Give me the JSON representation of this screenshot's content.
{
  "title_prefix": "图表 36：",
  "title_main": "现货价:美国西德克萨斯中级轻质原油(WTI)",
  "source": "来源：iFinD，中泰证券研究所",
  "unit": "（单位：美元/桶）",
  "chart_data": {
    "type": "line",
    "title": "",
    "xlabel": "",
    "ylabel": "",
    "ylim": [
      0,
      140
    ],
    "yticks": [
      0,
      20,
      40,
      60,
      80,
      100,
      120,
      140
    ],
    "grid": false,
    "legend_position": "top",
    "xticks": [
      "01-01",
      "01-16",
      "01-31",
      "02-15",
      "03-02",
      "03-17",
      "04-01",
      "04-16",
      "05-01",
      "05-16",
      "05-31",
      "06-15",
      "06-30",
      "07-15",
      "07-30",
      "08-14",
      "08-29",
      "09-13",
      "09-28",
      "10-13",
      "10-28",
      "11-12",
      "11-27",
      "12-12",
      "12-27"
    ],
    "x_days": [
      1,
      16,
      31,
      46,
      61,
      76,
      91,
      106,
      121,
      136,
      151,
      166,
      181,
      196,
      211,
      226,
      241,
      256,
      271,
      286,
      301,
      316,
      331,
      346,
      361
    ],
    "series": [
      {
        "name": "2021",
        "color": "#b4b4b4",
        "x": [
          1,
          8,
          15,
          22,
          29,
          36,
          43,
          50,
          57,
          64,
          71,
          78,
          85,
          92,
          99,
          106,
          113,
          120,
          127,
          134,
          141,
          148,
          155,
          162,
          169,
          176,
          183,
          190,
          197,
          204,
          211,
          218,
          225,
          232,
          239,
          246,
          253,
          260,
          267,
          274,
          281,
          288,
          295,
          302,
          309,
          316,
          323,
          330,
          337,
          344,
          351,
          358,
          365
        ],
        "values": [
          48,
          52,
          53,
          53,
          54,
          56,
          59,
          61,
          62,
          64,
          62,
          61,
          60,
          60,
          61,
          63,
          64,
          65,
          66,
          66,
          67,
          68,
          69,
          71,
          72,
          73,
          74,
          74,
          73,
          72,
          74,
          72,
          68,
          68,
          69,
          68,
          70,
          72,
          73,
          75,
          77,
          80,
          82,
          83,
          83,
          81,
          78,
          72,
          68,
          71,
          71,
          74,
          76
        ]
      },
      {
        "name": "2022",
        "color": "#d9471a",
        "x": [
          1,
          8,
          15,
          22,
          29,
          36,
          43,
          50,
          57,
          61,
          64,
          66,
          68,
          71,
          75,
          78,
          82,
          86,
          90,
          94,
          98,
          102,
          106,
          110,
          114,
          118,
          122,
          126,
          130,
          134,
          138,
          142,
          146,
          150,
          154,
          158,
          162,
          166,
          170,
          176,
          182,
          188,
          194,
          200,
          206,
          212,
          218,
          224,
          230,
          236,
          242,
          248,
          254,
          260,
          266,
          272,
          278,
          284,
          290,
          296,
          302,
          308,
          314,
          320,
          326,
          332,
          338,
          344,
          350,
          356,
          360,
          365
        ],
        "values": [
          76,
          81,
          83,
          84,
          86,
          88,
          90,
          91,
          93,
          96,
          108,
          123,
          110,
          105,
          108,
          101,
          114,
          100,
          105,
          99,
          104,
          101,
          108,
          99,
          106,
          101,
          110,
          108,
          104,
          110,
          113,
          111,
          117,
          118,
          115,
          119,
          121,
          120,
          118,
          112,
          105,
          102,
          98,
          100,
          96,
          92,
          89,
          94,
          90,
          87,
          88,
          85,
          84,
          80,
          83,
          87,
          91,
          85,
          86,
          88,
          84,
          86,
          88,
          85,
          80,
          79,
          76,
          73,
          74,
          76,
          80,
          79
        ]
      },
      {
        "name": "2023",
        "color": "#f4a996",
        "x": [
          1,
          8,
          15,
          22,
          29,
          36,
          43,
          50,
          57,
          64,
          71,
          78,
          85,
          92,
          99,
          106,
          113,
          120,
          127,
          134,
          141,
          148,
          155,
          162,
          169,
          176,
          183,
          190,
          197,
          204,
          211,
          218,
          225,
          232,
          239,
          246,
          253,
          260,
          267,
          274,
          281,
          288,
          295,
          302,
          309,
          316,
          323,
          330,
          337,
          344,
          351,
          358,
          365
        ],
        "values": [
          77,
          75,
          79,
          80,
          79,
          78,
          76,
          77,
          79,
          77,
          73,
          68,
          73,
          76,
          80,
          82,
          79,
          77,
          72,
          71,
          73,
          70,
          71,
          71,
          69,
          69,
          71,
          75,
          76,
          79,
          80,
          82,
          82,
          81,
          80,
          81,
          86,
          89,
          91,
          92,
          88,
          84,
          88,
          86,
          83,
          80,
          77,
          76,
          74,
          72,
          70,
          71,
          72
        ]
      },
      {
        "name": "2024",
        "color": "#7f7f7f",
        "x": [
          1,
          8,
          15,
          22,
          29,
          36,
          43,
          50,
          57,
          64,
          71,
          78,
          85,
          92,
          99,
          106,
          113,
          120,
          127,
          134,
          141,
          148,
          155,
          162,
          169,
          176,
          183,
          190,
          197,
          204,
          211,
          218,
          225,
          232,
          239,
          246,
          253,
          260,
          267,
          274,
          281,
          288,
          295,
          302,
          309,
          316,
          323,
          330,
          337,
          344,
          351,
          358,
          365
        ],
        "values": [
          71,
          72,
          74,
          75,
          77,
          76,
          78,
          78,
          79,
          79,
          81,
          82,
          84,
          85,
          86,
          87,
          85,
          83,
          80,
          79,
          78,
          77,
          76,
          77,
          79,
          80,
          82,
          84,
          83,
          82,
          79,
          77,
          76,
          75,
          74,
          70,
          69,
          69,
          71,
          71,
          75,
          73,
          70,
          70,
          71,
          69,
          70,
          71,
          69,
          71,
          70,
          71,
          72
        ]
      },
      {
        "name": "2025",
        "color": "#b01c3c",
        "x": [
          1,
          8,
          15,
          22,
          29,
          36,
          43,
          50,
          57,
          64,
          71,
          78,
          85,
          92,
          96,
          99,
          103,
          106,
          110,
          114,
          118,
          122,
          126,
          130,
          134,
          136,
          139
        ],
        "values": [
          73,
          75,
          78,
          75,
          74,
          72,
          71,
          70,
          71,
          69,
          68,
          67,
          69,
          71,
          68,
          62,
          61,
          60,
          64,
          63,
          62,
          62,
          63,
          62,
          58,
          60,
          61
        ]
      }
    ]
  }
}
******
→ What the task requires
Using the data above, return each line exactly as written.

→ Completed exercise
Give me the JSON representation of this screenshot's content.
{
  "title_prefix": "图表 36：",
  "title_main": "现货价:美国西德克萨斯中级轻质原油(WTI)",
  "source": "来源：iFinD，中泰证券研究所",
  "unit": "（单位：美元/桶）",
  "chart_data": {
    "type": "line",
    "title": "",
    "xlabel": "",
    "ylabel": "",
    "ylim": [
      0,
      140
    ],
    "yticks": [
      0,
      20,
      40,
      60,
      80,
      100,
      120,
      140
    ],
    "grid": false,
    "legend_position": "top",
    "xticks": [
      "01-01",
      "01-16",
      "01-31",
      "02-15",
      "03-02",
      "03-17",
      "04-01",
      "04-16",
      "05-01",
      "05-16",
      "05-31",
      "06-15",
      "06-30",
      "07-15",
      "07-30",
      "08-14",
      "08-29",
      "09-13",
      "09-28",
      "10-13",
      "10-28",
      "11-12",
      "11-27",
      "12-12",
      "12-27"
    ],
    "x_days": [
      1,
      16,
      31,
      46,
      61,
      76,
      91,
      106,
      121,
      136,
      151,
      166,
      181,
      196,
      211,
      226,
      241,
      256,
      271,
      286,
      301,
      316,
      331,
      346,
      361
    ],
    "series": [
      {
        "name": "2021",
        "color": "#b4b4b4",
        "x": [
          1,
          8,
          15,
          22,
          29,
          36,
          43,
          50,
          57,
          64,
          71,
          78,
          85,
          92,
          99,
          106,
          113,
          120,
          127,
          134,
          141,
          148,
          155,
          162,
          169,
          176,
          183,
          190,
          197,
          204,
          211,
          218,
          225,
          232,
          239,
          246,
          253,
          260,
          267,
          274,
          281,
          288,
          295,
          302,
          309,
          316,
          323,
          330,
          337,
          344,
          351,
          358,
          365
        ],
        "values": [
          48,
          52,
          53,
          53,
          54,
          56,
          59,
          61,
          62,
          64,
          62,
          61,
          60,
          60,
          61,
          63,
          64,
          65,
          66,
          66,
          67,
          68,
          69,
          71,
          72,
          73,
          74,
          74,
          73,
          72,
          74,
          72,
          68,
          68,
          69,
          68,
          70,
          72,
          73,
          75,
          77,
          80,
          82,
          83,
          83,
          81,
          78,
          72,
          68,
          71,
          71,
          74,
          76
        ]
      },
      {
        "name": "2022",
        "color": "#d9471a",
        "x": [
          1,
          8,
          15,
          22,
          29,
          36,
          43,
          50,
          57,
          61,
          64,
          66,
          68,
          71,
          75,
          78,
          82,
          86,
          90,
          94,
          98,
          102,
          106,
          110,
          114,
          118,
          122,
          126,
          130,
          134,
          138,
          142,
          146,
          150,
          154,
          158,
          162,
          166,
          170,
          176,
          182,
          188,
          194,
          200,
          206,
          212,
          218,
          224,
          230,
          236,
          242,
          248,
          254,
          260,
          266,
          272,
          278,
          284,
          290,
          296,
          302,
          308,
          314,
          320,
          326,
          332,
          338,
          344,
          350,
          356,
          360,
          365
        ],
        "values": [
          76,
          81,
          83,
          84,
          86,
          88,
          90,
          91,
          93,
          96,
          108,
          123,
          110,
          105,
          108,
          101,
          114,
          100,
          105,
          99,
          104,
          101,
          108,
          99,
          106,
          101,
          110,
          108,
          104,
          110,
          113,
          111,
          117,
          118,
          115,
          119,
          121,
          120,
          118,
          112,
          105,
          102,
          98,
          100,
          96,
          92,
          89,
          94,
          90,
          87,
          88,
          85,
          84,
          80,
          83,
          87,
          91,
          85,
          86,
          88,
          84,
          86,
          88,
          85,
          80,
          79,
          76,
          73,
          74,
          76,
          80,
          79
        ]
      },
      {
        "name": "2023",
        "color": "#f4a996",
        "x": [
          1,
          8,
          15,
          22,
          29,
          36,
          43,
          50,
          57,
          64,
          71,
          78,
          85,
          92,
          99,
          106,
          113,
          120,
          127,
          134,
          141,
          148,
          155,
          162,
          169,
          176,
          183,
          190,
          197,
          204,
          211,
          218,
          225,
          232,
          239,
          246,
          253,
          260,
          267,
          274,
          281,
          288,
          295,
          302,
          309,
          316,
          323,
          330,
          337,
          344,
          351,
          358,
          365
        ],
        "values": [
          77,
          75,
          79,
          80,
          79,
          78,
          76,
          77,
          79,
          77,
          73,
          68,
          73,
          76,
          80,
          82,
          79,
          77,
          72,
          71,
          73,
          70,
          71,
          71,
          69,
          69,
          71,
          75,
          76,
          79,
          80,
          82,
          82,
          81,
          80,
          81,
          86,
          89,
          91,
          92,
          88,
          84,
          88,
          86,
          83,
          80,
          77,
          76,
          74,
          72,
          70,
          71,
          72
        ]
      },
      {
        "name": "2024",
        "color": "#7f7f7f",
        "x": [
          1,
          8,
          15,
          22,
          29,
          36,
          43,
          50,
          57,
          64,
          71,
          78,
          85,
          92,
          99,
          106,
          113,
          120,
          127,
          134,
          141,
          148,
          155,
          162,
          169,
          176,
          183,
          190,
          197,
          204,
          211,
          218,
          225,
          232,
          239,
          246,
          253,
          260,
          267,
          274,
          281,
          288,
          295,
          302,
          309,
          316,
          323,
          330,
          337,
          344,
          351,
          358,
          365
        ],
        "values": [
          71,
          72,
          74,
          75,
          77,
          76,
          78,
          78,
          79,
          79,
          81,
          82,
          84,
          85,
          86,
          87,
          85,
          83,
          80,
          79,
          78,
          77,
          76,
          77,
          79,
          80,
          82,
          84,
          83,
          82,
          79,
          77,
          76,
          75,
          74,
          70,
          69,
          69,
          71,
          71,
          75,
          73,
          70,
          70,
          71,
          69,
          70,
          71,
          69,
          71,
          70,
          71,
          72
        ]
      },
      {
        "name": "2025",
        "color": "#b01c3c",
        "x": [
          1,
          8,
          15,
          22,
          29,
          36,
          43,
          50,
          57,
          64,
          71,
          78,
          85,
          92,
          96,
          99,
          103,
          106,
          110,
          114,
          118,
          122,
          126,
          130,
          134,
          136,
          139
        ],
        "values": [
          73,
          75,
          78,
          75,
          74,
          72,
          71,
          70,
          71,
          69,
          68,
          67,
          69,
          71,
          68,
          62,
          61,
          60,
          64,
          63,
          62,
          62,
          63,
          62,
          58,
          60,
          61
        ]
      }
    ]
  }
}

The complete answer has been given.